PROBLEM DESCRIPTION:
All of the records below must be output exactly, with no pictures carried over.

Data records
● ● ● ●
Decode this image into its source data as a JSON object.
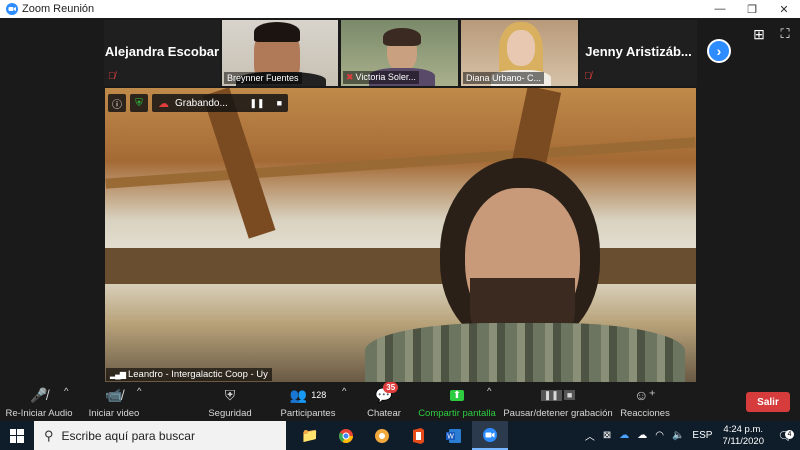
{
  "window": {
    "title": "Zoom Reunión",
    "controls": [
      "—",
      "❐",
      "✕"
    ]
  },
  "gallery": {
    "tiles": [
      {
        "name": "Alejandra Escobar",
        "muted": true,
        "video": false
      },
      {
        "name": "Breynner Fuentes",
        "muted": false,
        "video": true
      },
      {
        "name": "Victoria Soler...",
        "muted": true,
        "video": true
      },
      {
        "name": "Diana Urbano- C...",
        "muted": false,
        "video": true
      },
      {
        "name": "Jenny  Aristizáb...",
        "muted": true,
        "video": false
      }
    ],
    "next_icon": "chevron-right-icon",
    "gallery_view_icon": "grid-icon",
    "fullscreen_icon": "fullscreen-icon"
  },
  "recording": {
    "label": "Grabando...",
    "pause_glyph": "❚❚",
    "stop_glyph": "■"
  },
  "active_speaker": {
    "name": "Leandro - Intergalactic Coop - Uy"
  },
  "toolbar": {
    "audio_label": "Re-Iniciar Audio",
    "video_label": "Iniciar video",
    "security_label": "Seguridad",
    "participants_label": "Participantes",
    "participants_count": "128",
    "chat_label": "Chatear",
    "chat_badge": "35",
    "share_label": "Compartir pantalla",
    "record_label": "Pausar/detener grabación",
    "reactions_label": "Reacciones",
    "leave_label": "Salir",
    "accent_green": "#2ecc40",
    "leave_color": "#d63c3c"
  },
  "taskbar": {
    "search_placeholder": "Escribe aquí para buscar",
    "language": "ESP",
    "time": "4:24 p.m.",
    "date": "7/11/2020",
    "notifications": "4"
  }
}
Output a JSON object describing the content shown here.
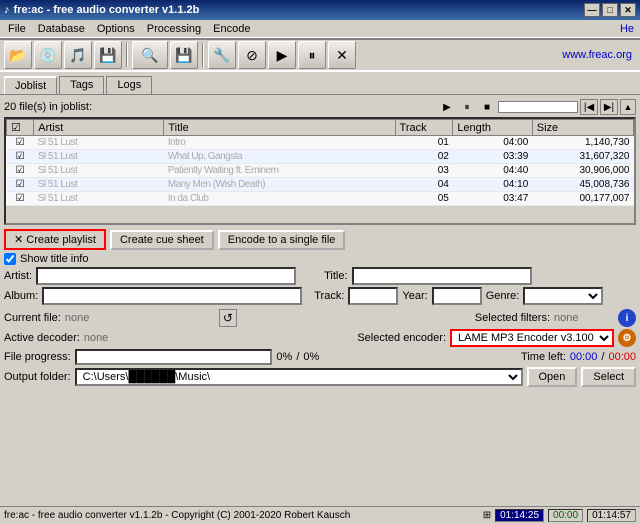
{
  "titleBar": {
    "icon": "♪",
    "title": "fre:ac - free audio converter v1.1.2b",
    "controls": [
      "—",
      "□",
      "✕"
    ]
  },
  "menuBar": {
    "items": [
      "File",
      "Database",
      "Options",
      "Processing",
      "Encode"
    ],
    "right": "He"
  },
  "website": "www.freac.org",
  "toolbar": {
    "buttons": [
      "folder-open",
      "cd-icon",
      "music-note",
      "folder-save",
      "magnify",
      "disk",
      "wrench",
      "stop-circle",
      "play-circle",
      "pause-circle",
      "stop-cross"
    ]
  },
  "tabs": {
    "items": [
      "Joblist",
      "Tags",
      "Logs"
    ],
    "active": 0
  },
  "joblist": {
    "info": "20 file(s) in joblist:",
    "columns": [
      "",
      "Artist",
      "Title",
      "Track",
      "Length",
      "Size"
    ],
    "rows": [
      {
        "check": "☑",
        "artist": "Sl 51 Lust",
        "title": "Intro",
        "track": "01",
        "length": "04:00",
        "size": "1,140,730"
      },
      {
        "check": "☑",
        "artist": "Sl 51 Lust",
        "title": "What Up, Gangsta",
        "track": "02",
        "length": "03:39",
        "size": "31,607,320"
      },
      {
        "check": "☑",
        "artist": "Sl 51 Lust",
        "title": "Patiently Waiting ft. Eminem",
        "track": "03",
        "length": "04:40",
        "size": "30,906,000"
      },
      {
        "check": "☑",
        "artist": "Sl 51 Lust",
        "title": "Many Men (Wish Death)",
        "track": "04",
        "length": "04:10",
        "size": "45,008,736"
      },
      {
        "check": "☑",
        "artist": "Sl 51 Lust",
        "title": "In da Club",
        "track": "05",
        "length": "03:47",
        "size": "00,177,007"
      }
    ]
  },
  "actionButtons": {
    "createPlaylist": "✕  Create playlist",
    "createCueSheet": "Create cue sheet",
    "encodeToSingle": "Encode to a single file",
    "showTitleInfo": "Show title info"
  },
  "infoFields": {
    "artistLabel": "Artist:",
    "titleLabel": "Title:",
    "albumLabel": "Album:",
    "trackLabel": "Track:",
    "yearLabel": "Year:",
    "genreLabel": "Genre:"
  },
  "fileInfo": {
    "currentFileLabel": "Current file:",
    "currentFileValue": "none",
    "selectedFiltersLabel": "Selected filters:",
    "selectedFiltersValue": "none",
    "activeDecoderLabel": "Active decoder:",
    "activeDecoderValue": "none",
    "selectedEncoderLabel": "Selected encoder:",
    "selectedEncoderValue": "LAME MP3 Encoder v3.100"
  },
  "progress": {
    "fileProgressLabel": "File progress:",
    "percent1": "0%",
    "percent2": "0%",
    "timeLeftLabel": "Time left:",
    "time1": "00:00",
    "time2": "00:00"
  },
  "output": {
    "label": "Output folder:",
    "path": "C:\\Users\\██████\\Music\\",
    "openBtn": "Open",
    "selectBtn": "Select"
  },
  "statusBar": {
    "copyright": "fre:ac - free audio converter v1.1.2b - Copyright (C) 2001-2020 Robert Kausch",
    "icon1": "⊞",
    "time": "01:14:25",
    "elapsed": "00:00",
    "remaining": "01:14:57"
  }
}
● ● ● ●
SOLUTION:
Decode this image into its source data as a JSON object.
{
  "window": {
    "title": "Zoom Reunión",
    "controls": [
      "—",
      "❐",
      "✕"
    ]
  },
  "gallery": {
    "tiles": [
      {
        "name": "Alejandra Escobar",
        "muted": true,
        "video": false
      },
      {
        "name": "Breynner Fuentes",
        "muted": false,
        "video": true
      },
      {
        "name": "Victoria Soler...",
        "muted": true,
        "video": true
      },
      {
        "name": "Diana Urbano- C...",
        "muted": false,
        "video": true
      },
      {
        "name": "Jenny  Aristizáb...",
        "muted": true,
        "video": false
      }
    ],
    "next_icon": "chevron-right-icon",
    "gallery_view_icon": "grid-icon",
    "fullscreen_icon": "fullscreen-icon"
  },
  "recording": {
    "label": "Grabando...",
    "pause_glyph": "❚❚",
    "stop_glyph": "■"
  },
  "active_speaker": {
    "name": "Leandro - Intergalactic Coop - Uy"
  },
  "toolbar": {
    "audio_label": "Re-Iniciar Audio",
    "video_label": "Iniciar video",
    "security_label": "Seguridad",
    "participants_label": "Participantes",
    "participants_count": "128",
    "chat_label": "Chatear",
    "chat_badge": "35",
    "share_label": "Compartir pantalla",
    "record_label": "Pausar/detener grabación",
    "reactions_label": "Reacciones",
    "leave_label": "Salir",
    "accent_green": "#2ecc40",
    "leave_color": "#d63c3c"
  },
  "taskbar": {
    "search_placeholder": "Escribe aquí para buscar",
    "language": "ESP",
    "time": "4:24 p.m.",
    "date": "7/11/2020",
    "notifications": "4"
  }
}
Output a JSON object describing the content shown here.
{
  "titleBar": {
    "icon": "♪",
    "title": "fre:ac - free audio converter v1.1.2b",
    "controls": [
      "—",
      "□",
      "✕"
    ]
  },
  "menuBar": {
    "items": [
      "File",
      "Database",
      "Options",
      "Processing",
      "Encode"
    ],
    "right": "He"
  },
  "website": "www.freac.org",
  "toolbar": {
    "buttons": [
      "folder-open",
      "cd-icon",
      "music-note",
      "folder-save",
      "magnify",
      "disk",
      "wrench",
      "stop-circle",
      "play-circle",
      "pause-circle",
      "stop-cross"
    ]
  },
  "tabs": {
    "items": [
      "Joblist",
      "Tags",
      "Logs"
    ],
    "active": 0
  },
  "joblist": {
    "info": "20 file(s) in joblist:",
    "columns": [
      "",
      "Artist",
      "Title",
      "Track",
      "Length",
      "Size"
    ],
    "rows": [
      {
        "check": "☑",
        "artist": "Sl 51 Lust",
        "title": "Intro",
        "track": "01",
        "length": "04:00",
        "size": "1,140,730"
      },
      {
        "check": "☑",
        "artist": "Sl 51 Lust",
        "title": "What Up, Gangsta",
        "track": "02",
        "length": "03:39",
        "size": "31,607,320"
      },
      {
        "check": "☑",
        "artist": "Sl 51 Lust",
        "title": "Patiently Waiting ft. Eminem",
        "track": "03",
        "length": "04:40",
        "size": "30,906,000"
      },
      {
        "check": "☑",
        "artist": "Sl 51 Lust",
        "title": "Many Men (Wish Death)",
        "track": "04",
        "length": "04:10",
        "size": "45,008,736"
      },
      {
        "check": "☑",
        "artist": "Sl 51 Lust",
        "title": "In da Club",
        "track": "05",
        "length": "03:47",
        "size": "00,177,007"
      }
    ]
  },
  "actionButtons": {
    "createPlaylist": "✕  Create playlist",
    "createCueSheet": "Create cue sheet",
    "encodeToSingle": "Encode to a single file",
    "showTitleInfo": "Show title info"
  },
  "infoFields": {
    "artistLabel": "Artist:",
    "titleLabel": "Title:",
    "albumLabel": "Album:",
    "trackLabel": "Track:",
    "yearLabel": "Year:",
    "genreLabel": "Genre:"
  },
  "fileInfo": {
    "currentFileLabel": "Current file:",
    "currentFileValue": "none",
    "selectedFiltersLabel": "Selected filters:",
    "selectedFiltersValue": "none",
    "activeDecoderLabel": "Active decoder:",
    "activeDecoderValue": "none",
    "selectedEncoderLabel": "Selected encoder:",
    "selectedEncoderValue": "LAME MP3 Encoder v3.100"
  },
  "progress": {
    "fileProgressLabel": "File progress:",
    "percent1": "0%",
    "percent2": "0%",
    "timeLeftLabel": "Time left:",
    "time1": "00:00",
    "time2": "00:00"
  },
  "output": {
    "label": "Output folder:",
    "path": "C:\\Users\\██████\\Music\\",
    "openBtn": "Open",
    "selectBtn": "Select"
  },
  "statusBar": {
    "copyright": "fre:ac - free audio converter v1.1.2b - Copyright (C) 2001-2020 Robert Kausch",
    "icon1": "⊞",
    "time": "01:14:25",
    "elapsed": "00:00",
    "remaining": "01:14:57"
  }
}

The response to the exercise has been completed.